## 取り組む課題
**A.** 空き家の税金に関する抜粋本文では、固定資産税の税率はいくらとされていますか。
**B.** 空き家の税金に関する抜粋本文の「これらの税金は、所有している土地と建物それぞれにかかります。」という一文を英語に訳してください。
**C.** 空き家の税金に関する抜粋本文を、最後の文の後から書き継いでください。

## 抜粋本文
• • • •

空き家問題「固定資産税は土地だけでなく、家にもかかるのだから、さっさと壊して更地にしたほうがいいのではないか」という人がいます。一方で、「家を取り壊して更地にすると固定資産税が6倍にも増えてしまう」という話を聞いたことがある人も多いのではないでしょうか。今回は空き地や空き家にかかる税金についてお話ししましょう。
そもそも土地および建物にかかる税金として、固定資産税と都市計画税があります。固定資産税は家を所有するとどうしても付いてくる税金としてほとんどの人が知っていると思いますが、都市計画税ってなんなのでしょうか。
都市計画税は、主に「公園・道路・下水道などの都市計画事業や土地区画整理事業に充てられる」ことを目的とし、地域の住人が円滑に暮らせるようにするために「受益者負担」の考え方で使われる税金です(市街化調整区域など一部の地域では都市計画税はかからない場合があります)。
固定資産税の税率は全国一律1.4%と決めつけられていますが、都市計画税は市町村(東京都は区)が0.3%を上限に独自に決めることができます。ただ実際には、東京23区、大阪市、名古屋市、福岡市、札幌市など、大都市を中心に上限の0.3%に設定しているところが多いようです。

◎固定資産税=固定資産税評価額×1.4%
◎都市計画税=固定資産税評価額×上限0.3%

これらの税金は、所有している土地と建物それぞれにかかります。いま居住している土地・家屋だけでなく、賃貸アパートを持っていれば土地と建物、貸し駐車場を持っていれば土地、また何も使用していない土地にも税金はかかります。
では、納める固定資産税と都市計画税の基となる「固定資産税評価額」はどうやって決められているのでしょう?実は、各市町村(東京都23区は各区)の自治体担当者が一つずつ確認していて、「固定資産評価基準」に基づいて決めています。具体的には、所有する土地の時価の約70%、家屋は新築時で、請負工事額の50~60%が目安ですが、家屋の場合は築年数を重ねると評価額は下がっていきます。

• • • •

(バウンディングボックス予測データ)
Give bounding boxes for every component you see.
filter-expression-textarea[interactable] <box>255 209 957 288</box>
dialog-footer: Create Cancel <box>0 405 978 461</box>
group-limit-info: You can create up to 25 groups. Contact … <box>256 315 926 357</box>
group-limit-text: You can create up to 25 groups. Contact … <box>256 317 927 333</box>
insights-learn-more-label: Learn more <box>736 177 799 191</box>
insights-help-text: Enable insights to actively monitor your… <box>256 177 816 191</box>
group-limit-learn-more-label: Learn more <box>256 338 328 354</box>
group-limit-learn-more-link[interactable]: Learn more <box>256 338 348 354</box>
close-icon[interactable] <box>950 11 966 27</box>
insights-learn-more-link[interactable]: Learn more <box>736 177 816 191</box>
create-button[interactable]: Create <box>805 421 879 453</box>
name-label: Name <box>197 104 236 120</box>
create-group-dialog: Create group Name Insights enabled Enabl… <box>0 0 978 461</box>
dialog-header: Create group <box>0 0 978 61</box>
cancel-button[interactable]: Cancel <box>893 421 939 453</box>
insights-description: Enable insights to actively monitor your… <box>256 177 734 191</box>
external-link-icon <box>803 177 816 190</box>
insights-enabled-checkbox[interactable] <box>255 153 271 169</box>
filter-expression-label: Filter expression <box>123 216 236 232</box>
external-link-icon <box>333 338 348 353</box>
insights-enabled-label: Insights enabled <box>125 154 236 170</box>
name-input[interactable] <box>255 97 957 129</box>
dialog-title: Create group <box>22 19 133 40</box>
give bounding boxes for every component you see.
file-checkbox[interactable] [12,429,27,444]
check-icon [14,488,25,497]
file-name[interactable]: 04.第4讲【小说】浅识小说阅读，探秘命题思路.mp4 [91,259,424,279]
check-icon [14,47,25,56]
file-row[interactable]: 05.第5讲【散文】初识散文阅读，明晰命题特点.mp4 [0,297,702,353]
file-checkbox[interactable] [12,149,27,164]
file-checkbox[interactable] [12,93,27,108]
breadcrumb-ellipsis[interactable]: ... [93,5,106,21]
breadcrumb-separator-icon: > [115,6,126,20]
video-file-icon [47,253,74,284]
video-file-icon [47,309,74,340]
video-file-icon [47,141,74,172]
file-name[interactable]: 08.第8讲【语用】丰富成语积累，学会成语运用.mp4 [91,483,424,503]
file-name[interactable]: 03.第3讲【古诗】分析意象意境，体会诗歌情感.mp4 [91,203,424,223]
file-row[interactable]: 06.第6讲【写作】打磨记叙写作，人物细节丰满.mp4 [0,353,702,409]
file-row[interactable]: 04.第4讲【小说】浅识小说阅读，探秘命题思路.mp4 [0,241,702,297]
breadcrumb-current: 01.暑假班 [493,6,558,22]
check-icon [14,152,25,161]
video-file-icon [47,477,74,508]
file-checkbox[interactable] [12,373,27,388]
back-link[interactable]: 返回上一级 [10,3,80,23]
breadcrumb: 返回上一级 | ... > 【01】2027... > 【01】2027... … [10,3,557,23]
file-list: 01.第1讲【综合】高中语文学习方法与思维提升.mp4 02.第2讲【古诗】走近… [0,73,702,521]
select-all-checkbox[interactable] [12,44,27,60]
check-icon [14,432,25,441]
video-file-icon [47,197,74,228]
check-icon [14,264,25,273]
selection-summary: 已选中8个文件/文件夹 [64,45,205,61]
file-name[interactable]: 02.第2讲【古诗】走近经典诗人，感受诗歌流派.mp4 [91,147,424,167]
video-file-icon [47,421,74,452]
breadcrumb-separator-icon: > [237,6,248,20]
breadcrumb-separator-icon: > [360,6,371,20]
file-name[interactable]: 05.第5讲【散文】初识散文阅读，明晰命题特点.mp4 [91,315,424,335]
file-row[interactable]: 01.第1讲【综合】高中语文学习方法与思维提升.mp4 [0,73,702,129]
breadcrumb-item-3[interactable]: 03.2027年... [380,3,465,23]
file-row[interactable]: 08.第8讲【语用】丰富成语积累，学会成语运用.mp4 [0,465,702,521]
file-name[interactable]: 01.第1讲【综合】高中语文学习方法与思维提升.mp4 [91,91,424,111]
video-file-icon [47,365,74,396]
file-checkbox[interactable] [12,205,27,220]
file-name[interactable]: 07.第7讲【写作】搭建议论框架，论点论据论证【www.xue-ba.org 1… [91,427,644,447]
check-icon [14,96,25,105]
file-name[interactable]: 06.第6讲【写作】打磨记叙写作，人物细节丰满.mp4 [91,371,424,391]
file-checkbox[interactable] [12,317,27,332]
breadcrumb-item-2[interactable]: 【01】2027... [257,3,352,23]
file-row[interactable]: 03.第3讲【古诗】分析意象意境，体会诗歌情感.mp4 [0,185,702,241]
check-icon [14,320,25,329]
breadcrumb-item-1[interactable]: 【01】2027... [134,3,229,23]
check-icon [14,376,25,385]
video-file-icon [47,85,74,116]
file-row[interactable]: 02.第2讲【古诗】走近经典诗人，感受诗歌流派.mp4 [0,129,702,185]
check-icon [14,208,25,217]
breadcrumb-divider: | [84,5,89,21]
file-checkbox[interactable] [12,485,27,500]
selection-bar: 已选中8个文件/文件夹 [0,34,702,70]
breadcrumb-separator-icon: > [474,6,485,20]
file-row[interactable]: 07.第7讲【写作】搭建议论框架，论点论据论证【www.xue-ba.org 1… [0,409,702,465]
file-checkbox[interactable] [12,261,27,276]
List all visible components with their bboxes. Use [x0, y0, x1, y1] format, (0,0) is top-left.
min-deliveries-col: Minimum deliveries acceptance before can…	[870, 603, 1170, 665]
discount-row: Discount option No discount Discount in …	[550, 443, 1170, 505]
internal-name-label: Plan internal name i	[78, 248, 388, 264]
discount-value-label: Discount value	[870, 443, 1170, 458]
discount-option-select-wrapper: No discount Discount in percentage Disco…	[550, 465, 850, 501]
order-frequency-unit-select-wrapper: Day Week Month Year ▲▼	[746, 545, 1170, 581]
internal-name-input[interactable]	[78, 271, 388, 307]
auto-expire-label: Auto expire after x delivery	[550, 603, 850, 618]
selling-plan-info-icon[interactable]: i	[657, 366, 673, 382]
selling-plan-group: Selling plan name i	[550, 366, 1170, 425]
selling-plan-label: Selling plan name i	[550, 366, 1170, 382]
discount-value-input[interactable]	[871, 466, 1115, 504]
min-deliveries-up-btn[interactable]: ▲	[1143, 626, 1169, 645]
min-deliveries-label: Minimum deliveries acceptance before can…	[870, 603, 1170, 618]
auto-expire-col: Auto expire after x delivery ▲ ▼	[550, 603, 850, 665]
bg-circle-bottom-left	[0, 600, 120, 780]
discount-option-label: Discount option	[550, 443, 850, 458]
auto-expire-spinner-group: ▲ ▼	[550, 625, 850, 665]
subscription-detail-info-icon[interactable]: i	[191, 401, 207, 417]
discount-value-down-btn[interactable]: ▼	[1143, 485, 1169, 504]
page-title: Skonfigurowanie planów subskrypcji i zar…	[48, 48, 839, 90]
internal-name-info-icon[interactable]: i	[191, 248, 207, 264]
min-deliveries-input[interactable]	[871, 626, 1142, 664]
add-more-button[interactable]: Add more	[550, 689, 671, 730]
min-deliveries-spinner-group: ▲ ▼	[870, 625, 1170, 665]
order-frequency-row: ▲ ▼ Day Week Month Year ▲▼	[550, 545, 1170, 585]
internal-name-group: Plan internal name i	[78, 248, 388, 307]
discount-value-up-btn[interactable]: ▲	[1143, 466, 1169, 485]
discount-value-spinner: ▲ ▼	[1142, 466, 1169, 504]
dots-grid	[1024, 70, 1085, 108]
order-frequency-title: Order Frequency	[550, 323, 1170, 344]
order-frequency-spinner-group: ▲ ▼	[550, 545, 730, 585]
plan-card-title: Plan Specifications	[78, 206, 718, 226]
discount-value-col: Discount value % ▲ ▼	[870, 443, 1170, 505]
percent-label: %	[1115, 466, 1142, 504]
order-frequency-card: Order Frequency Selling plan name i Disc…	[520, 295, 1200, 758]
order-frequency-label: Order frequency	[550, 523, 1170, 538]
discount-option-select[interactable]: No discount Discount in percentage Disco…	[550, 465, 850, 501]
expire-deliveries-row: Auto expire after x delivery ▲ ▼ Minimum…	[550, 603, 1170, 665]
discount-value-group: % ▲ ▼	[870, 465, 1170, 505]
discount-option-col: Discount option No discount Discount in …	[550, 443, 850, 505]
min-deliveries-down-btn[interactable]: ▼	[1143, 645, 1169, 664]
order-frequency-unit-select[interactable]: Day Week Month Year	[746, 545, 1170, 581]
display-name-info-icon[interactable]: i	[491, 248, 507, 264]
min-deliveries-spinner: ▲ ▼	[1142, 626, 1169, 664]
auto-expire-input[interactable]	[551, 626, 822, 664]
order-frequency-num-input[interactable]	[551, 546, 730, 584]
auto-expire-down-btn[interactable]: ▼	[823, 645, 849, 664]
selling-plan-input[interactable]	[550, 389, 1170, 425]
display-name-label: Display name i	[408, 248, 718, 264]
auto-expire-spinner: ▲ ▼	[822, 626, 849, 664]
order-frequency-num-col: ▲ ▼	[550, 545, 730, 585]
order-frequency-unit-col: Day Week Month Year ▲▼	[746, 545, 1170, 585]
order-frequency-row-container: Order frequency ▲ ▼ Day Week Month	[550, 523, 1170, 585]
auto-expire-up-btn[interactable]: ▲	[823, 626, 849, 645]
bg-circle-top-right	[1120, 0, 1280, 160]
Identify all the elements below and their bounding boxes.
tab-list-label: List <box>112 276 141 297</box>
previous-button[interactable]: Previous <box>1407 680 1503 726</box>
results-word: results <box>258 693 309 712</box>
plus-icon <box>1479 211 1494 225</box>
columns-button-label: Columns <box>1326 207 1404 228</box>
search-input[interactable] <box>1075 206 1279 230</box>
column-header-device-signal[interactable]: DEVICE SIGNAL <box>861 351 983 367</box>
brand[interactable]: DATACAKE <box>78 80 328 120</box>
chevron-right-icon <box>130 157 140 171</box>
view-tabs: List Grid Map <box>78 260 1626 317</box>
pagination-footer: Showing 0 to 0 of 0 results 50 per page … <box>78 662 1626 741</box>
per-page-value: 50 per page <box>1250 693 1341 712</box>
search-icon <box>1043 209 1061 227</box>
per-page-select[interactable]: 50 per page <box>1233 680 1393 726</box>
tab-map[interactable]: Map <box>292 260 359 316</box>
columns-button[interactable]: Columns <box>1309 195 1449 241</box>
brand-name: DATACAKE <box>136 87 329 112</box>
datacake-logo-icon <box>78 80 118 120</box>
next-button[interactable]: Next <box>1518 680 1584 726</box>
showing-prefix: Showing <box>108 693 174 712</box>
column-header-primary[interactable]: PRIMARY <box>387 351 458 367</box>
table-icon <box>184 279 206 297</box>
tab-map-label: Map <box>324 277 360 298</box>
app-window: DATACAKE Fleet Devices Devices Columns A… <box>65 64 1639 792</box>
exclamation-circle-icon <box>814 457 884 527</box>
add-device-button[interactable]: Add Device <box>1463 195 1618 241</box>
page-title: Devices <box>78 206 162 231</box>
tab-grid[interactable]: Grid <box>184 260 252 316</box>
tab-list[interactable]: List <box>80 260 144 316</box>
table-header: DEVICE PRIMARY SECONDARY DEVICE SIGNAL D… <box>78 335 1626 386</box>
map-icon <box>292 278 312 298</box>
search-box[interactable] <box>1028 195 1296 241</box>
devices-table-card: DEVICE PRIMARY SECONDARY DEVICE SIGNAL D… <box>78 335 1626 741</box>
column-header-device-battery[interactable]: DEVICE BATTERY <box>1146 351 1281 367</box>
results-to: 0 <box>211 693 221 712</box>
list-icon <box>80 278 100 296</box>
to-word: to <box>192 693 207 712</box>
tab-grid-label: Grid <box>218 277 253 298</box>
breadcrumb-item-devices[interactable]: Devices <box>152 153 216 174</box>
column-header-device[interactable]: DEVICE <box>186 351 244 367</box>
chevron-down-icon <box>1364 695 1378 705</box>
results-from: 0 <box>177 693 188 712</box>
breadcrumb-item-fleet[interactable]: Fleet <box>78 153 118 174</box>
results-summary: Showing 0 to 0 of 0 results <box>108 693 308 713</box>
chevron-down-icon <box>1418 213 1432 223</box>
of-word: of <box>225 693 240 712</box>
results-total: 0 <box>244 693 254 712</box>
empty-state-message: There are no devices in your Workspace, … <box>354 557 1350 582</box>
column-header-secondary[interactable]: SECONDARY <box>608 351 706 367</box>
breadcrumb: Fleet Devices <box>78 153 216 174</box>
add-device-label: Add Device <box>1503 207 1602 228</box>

• • • •

## 各課題の解答
**A.** 全国一律1.4%です。

**B.** These taxes are levied on both the land and the buildings that one owns.

**C.**
家が建っていれば土地の税金は安くなる

もし、いま福岡市に住んでいて、土地と家の固定資産税評価額がそれぞれ2,000万円(敷地は180m2)と500万円のとき、先ほどの固定資産税と都市計画税(合わせて1.7%の計算式に当てはめると、

土地にかかる税額 = 2,000万円 × 1.7% = 34万円
家にかかる税額 = 500万円 × 1.7% = 8.5万年
合計 42.5万円

「高い!そんなに払ええないよ!?」という声が聞こえてきそうですが、安心してください。居住用の住宅の場合は家が建っていることを条件に「住宅用地の特例」があり、土地の固定資産税評価額を200m2なで(小規模住宅地用)は1/6、それ以上の敷地部分(一般住宅用地)は1/3に低く評価してくれるのです。
また都市計画税の場合は200m2までは1/3、それ以上は2/3の評価額になります(図表1)。
この「住宅用地の特例」を先ほどの例に当てはめると、図表2のように減額されます。つまり家が建っていれば固定資産税と都市計画税は15万円ほどですむということです。

図表1 住宅用地の課税標準の特例

区分 固定資産税 都市計画税
小規模住宅用地 住戸1戸につき
200m2まで
課税標準
×1/6
課税標準
×1/3
一般住宅用地 住戸1戸につき
200m2を超えた部分
課税標準
×1/3
課税標準
×2/3

図表2 「住宅用地の特例」を適用した場合の税金

土地180m2 … 固定資産税評価額2,000万円
家 … 固定資産税評価額500万円

【土地にかかる固定資産税と都市計画税の金額】
2,000万円 × 1/6 × 1.4% + 2,000万円 × 1/3 × 0.3% = 約6.66万円
【家にかかる固定資産税と都市計画税の金額】
500万円 × 1.4% + 500万円 × 0.3% = 8.5万円

合計 約15.16万円

更地にしたときの税金は?

では、家を取り壊して更地にすると、固定資産税と都市計画税はどのくらいになるのでしょう。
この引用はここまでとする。